# Instructions for the task
Find each line holding the word "Example" and give the total alone.

--------------------

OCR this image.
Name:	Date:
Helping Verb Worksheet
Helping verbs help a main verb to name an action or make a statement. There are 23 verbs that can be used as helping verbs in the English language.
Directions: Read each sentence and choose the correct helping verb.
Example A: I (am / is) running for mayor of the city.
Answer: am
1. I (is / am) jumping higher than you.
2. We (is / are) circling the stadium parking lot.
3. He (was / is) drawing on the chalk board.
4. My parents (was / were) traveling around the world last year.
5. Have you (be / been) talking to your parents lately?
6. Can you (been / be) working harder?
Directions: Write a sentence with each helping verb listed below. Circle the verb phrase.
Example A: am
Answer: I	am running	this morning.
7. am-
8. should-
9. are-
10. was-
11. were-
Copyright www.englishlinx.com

--------------------

# Problem solution
2